EXERCISE: Tally the lines that include the word "établissement" and reply with nothing but the total.

GIVEN RECORDS:
——
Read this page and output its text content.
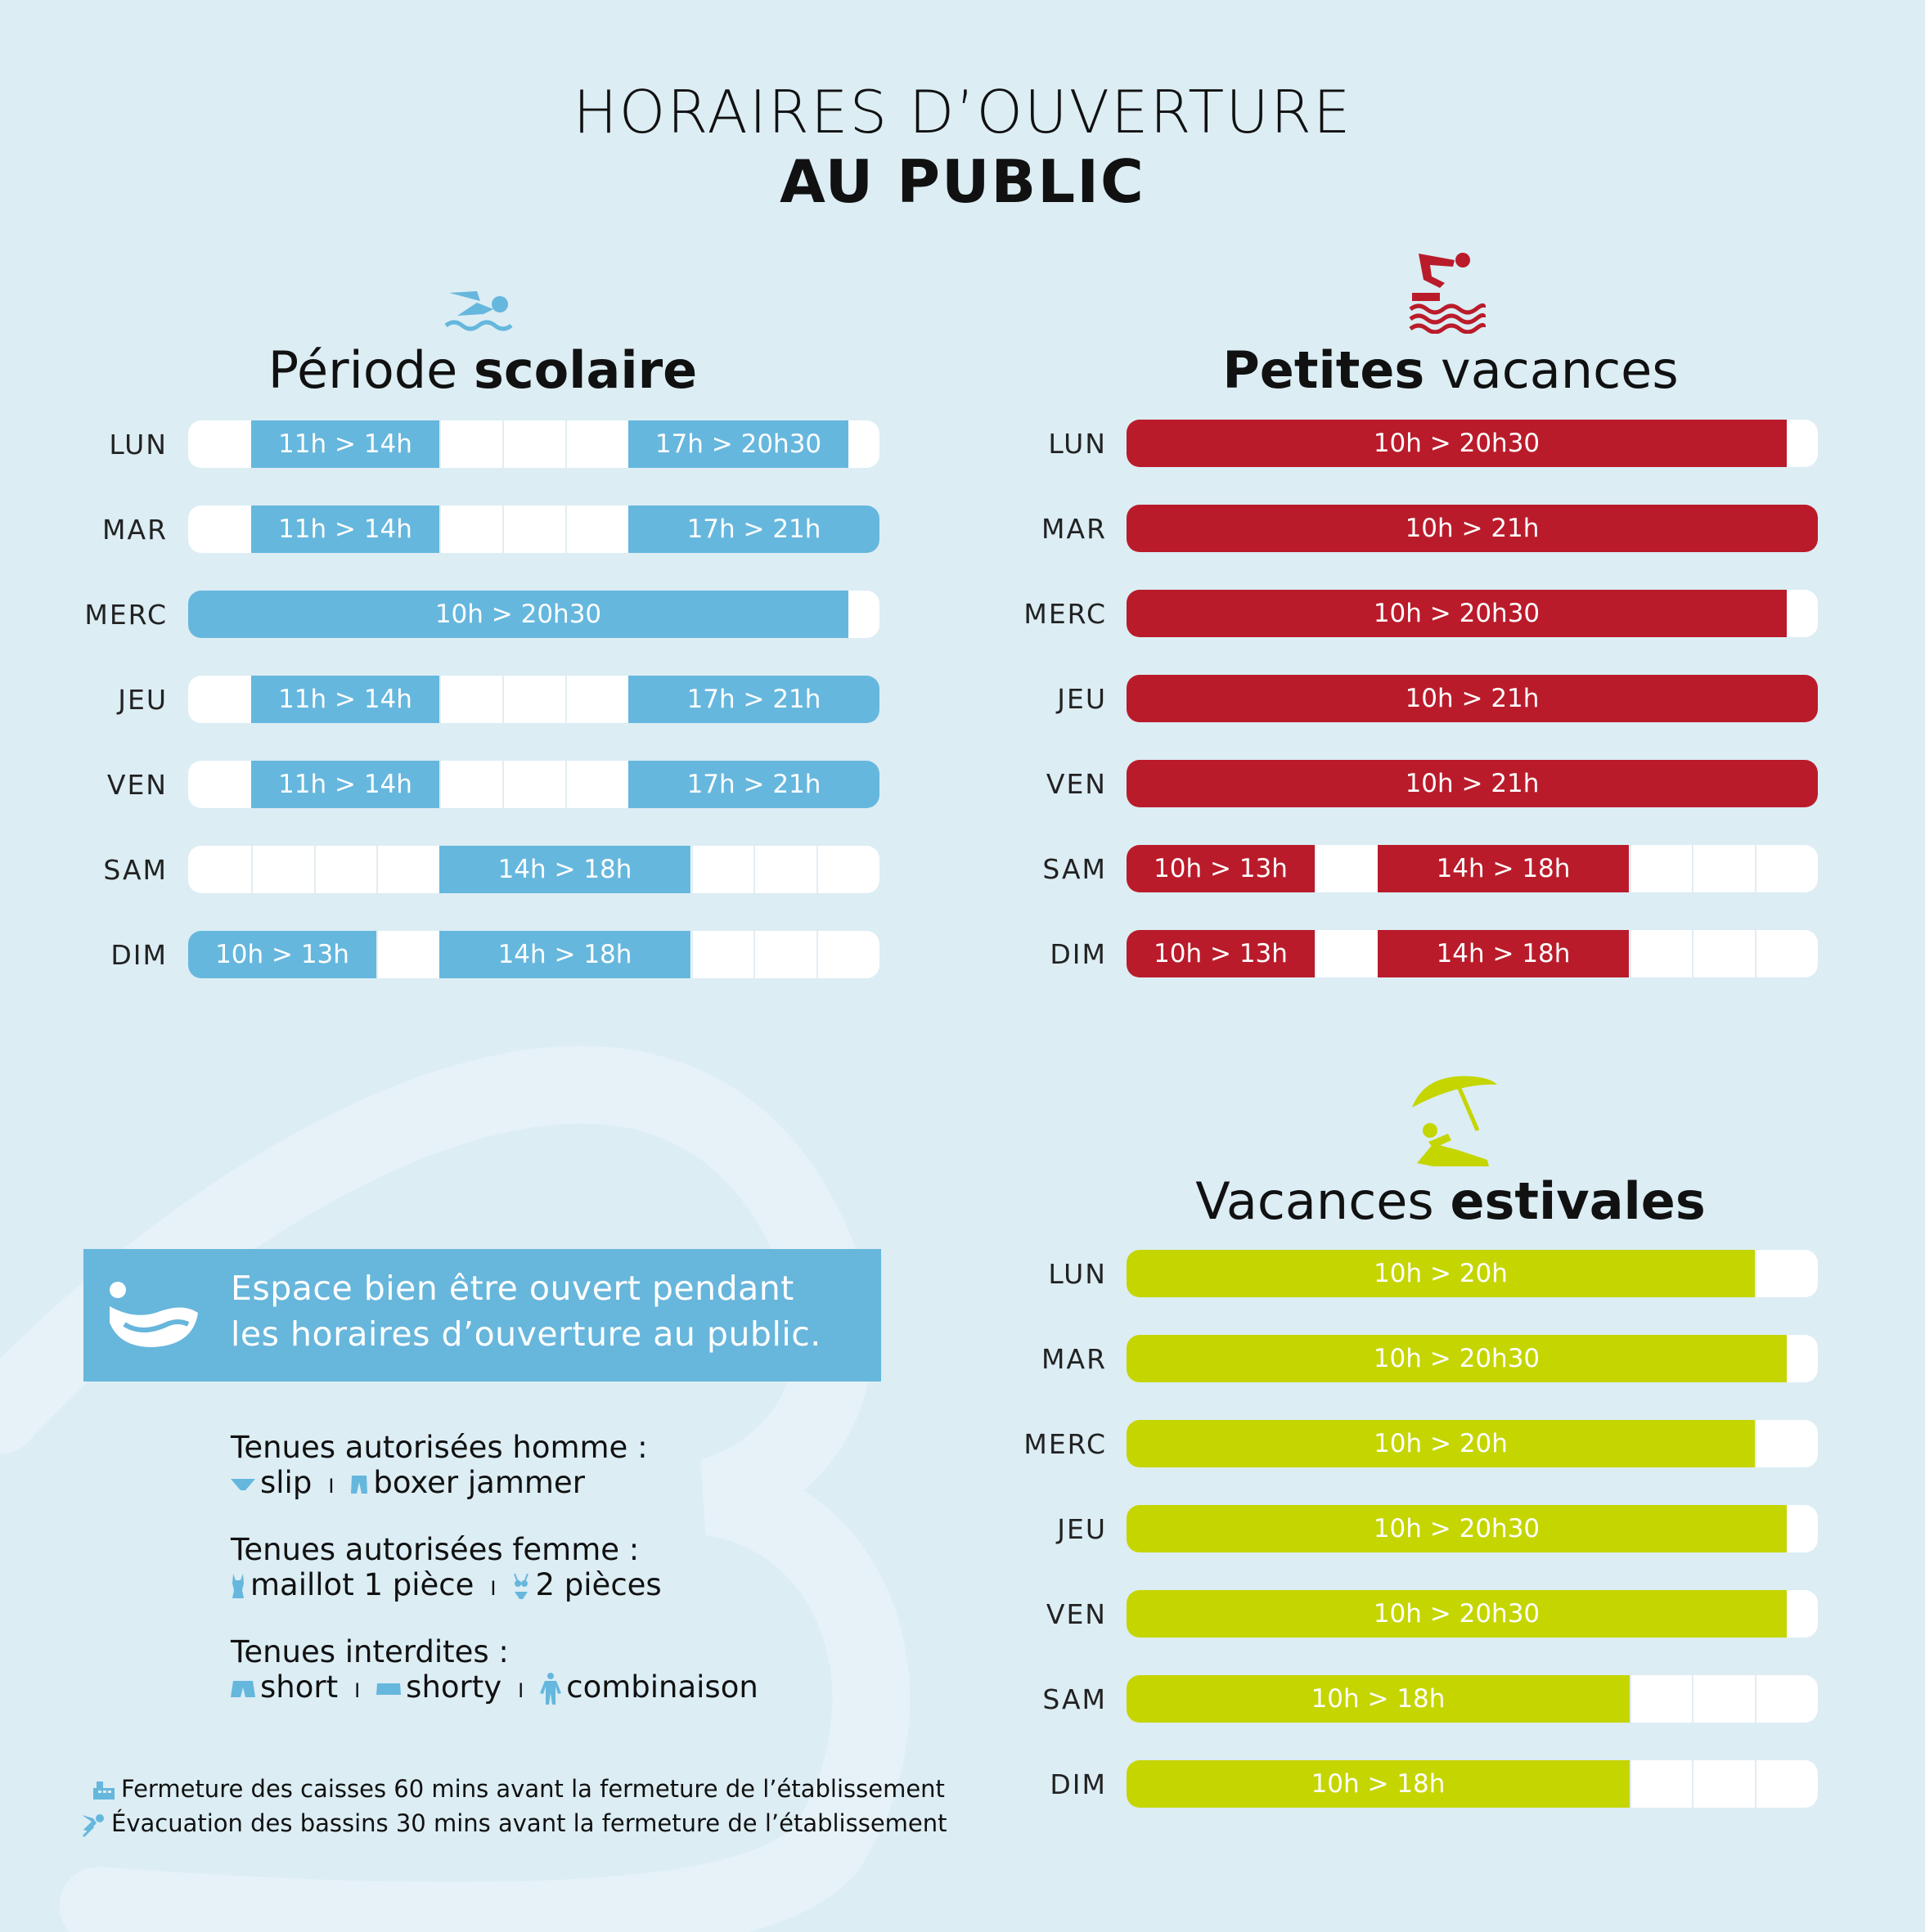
HORAIRES D’OUVERTURE
AU PUBLIC
Période scolaire	Petites vacances
Vacances estivales
LUN	11h > 14h	17h > 20h30
MAR	11h > 14h	17h > 21h
MERC	10h > 20h30
JEU	11h > 14h	17h > 21h
VEN	11h > 14h	17h > 21h
SAM	14h > 18h
DIM	10h > 13h	14h > 18h
LUN	10h > 20h30
MAR	10h > 21h
MERC	10h > 20h30
JEU	10h > 21h
VEN	10h > 21h
SAM	10h > 13h	14h > 18h
DIM	10h > 13h	14h > 18h
LUN	10h > 20h
MAR	10h > 20h30
MERC	10h > 20h
JEU	10h > 20h30
VEN	10h > 20h30
SAM	10h > 18h
DIM	10h > 18h
Espace bien être ouvert pendant
les horaires d’ouverture au public.
Tenues autorisées homme :
slip I boxer jammer
Tenues autorisées femme :
maillot 1 pièce I 2 pièces
Tenues interdites :
short I shorty I combinaison
Fermeture des caisses 60 mins avant la fermeture de l’établissement
Évacuation des bassins 30 mins avant la fermeture de l’établissement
——
ANSWER: 2